-- Start --

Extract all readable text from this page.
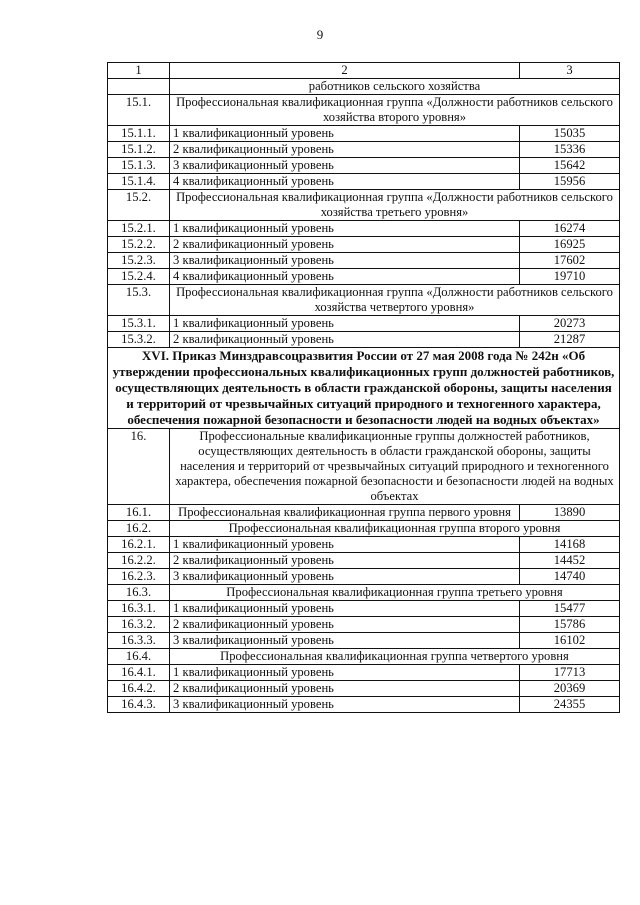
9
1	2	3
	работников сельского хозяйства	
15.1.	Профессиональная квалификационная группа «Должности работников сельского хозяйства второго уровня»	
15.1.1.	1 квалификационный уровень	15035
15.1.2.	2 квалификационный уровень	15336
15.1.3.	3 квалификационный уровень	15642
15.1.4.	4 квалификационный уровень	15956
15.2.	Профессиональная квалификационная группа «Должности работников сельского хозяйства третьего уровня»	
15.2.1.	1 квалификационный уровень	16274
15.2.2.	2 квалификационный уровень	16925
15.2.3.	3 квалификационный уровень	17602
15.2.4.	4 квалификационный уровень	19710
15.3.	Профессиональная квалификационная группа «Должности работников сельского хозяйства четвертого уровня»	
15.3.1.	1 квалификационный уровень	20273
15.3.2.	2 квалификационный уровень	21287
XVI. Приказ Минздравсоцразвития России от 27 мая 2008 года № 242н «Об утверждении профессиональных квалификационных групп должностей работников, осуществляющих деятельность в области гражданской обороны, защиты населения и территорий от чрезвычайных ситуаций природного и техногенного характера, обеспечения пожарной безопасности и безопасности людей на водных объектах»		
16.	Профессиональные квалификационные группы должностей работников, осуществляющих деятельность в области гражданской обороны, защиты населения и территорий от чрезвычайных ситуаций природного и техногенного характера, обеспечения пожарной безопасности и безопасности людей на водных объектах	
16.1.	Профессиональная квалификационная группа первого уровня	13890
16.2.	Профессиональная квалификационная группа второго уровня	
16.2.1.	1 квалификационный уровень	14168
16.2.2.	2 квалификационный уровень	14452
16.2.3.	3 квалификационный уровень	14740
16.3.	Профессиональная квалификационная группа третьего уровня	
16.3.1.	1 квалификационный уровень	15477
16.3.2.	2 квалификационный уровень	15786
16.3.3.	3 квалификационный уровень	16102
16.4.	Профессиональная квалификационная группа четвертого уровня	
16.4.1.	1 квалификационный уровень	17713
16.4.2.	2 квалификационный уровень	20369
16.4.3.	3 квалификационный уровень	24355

-- End --
-- Start --

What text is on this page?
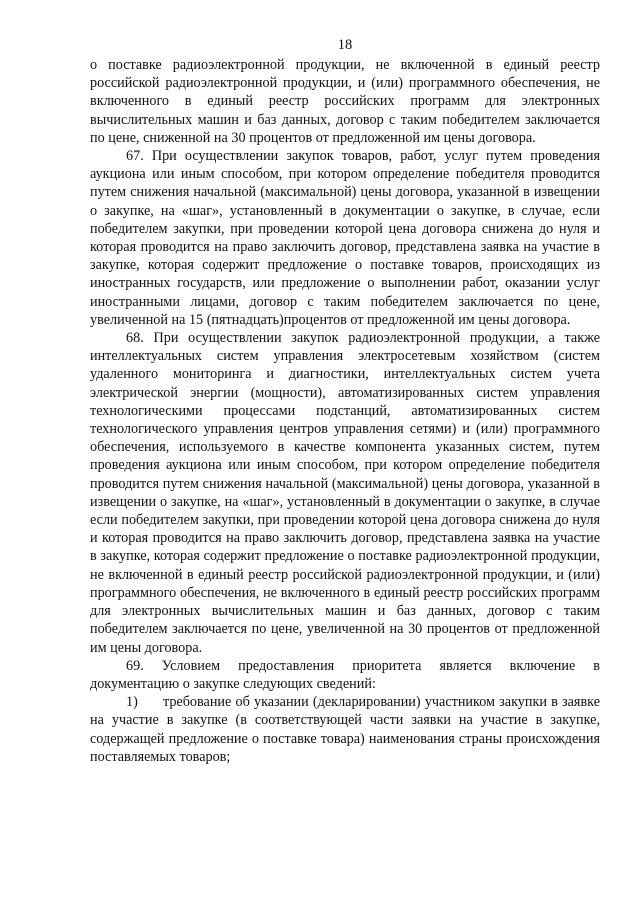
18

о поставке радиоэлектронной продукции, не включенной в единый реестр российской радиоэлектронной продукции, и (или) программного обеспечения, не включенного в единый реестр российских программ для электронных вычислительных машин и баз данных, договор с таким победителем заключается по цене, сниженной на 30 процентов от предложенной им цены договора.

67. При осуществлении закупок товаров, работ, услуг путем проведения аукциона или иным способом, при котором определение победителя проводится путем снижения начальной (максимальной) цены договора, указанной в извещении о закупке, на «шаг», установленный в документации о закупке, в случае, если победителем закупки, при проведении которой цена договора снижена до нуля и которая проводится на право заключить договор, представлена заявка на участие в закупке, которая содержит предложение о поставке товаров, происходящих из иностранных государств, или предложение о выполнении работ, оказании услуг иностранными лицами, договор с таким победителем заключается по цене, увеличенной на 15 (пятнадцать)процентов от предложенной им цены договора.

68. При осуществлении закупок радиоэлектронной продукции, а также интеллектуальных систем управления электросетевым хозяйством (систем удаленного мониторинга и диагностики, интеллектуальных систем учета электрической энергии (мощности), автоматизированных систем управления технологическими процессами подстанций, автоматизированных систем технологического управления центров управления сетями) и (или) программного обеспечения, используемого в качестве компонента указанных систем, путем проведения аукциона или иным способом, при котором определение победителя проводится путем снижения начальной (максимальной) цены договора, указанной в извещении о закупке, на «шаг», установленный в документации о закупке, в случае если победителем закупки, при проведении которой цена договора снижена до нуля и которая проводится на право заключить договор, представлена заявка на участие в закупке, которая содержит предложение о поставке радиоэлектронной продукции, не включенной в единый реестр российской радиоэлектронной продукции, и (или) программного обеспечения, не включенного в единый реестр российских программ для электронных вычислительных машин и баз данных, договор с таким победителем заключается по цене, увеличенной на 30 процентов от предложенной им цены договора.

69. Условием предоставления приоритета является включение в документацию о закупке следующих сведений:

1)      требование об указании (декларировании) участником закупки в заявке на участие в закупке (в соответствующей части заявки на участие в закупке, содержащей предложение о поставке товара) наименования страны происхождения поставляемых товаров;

-- End --

• The exercise: Pick out each line in the material containing "четвертого".

• Reply:
15.3.	Профессиональная квалификационная группа «Должности работников сельского хозяйства четвертого уровня»	
16.4.	Профессиональная квалификационная группа четвертого уровня	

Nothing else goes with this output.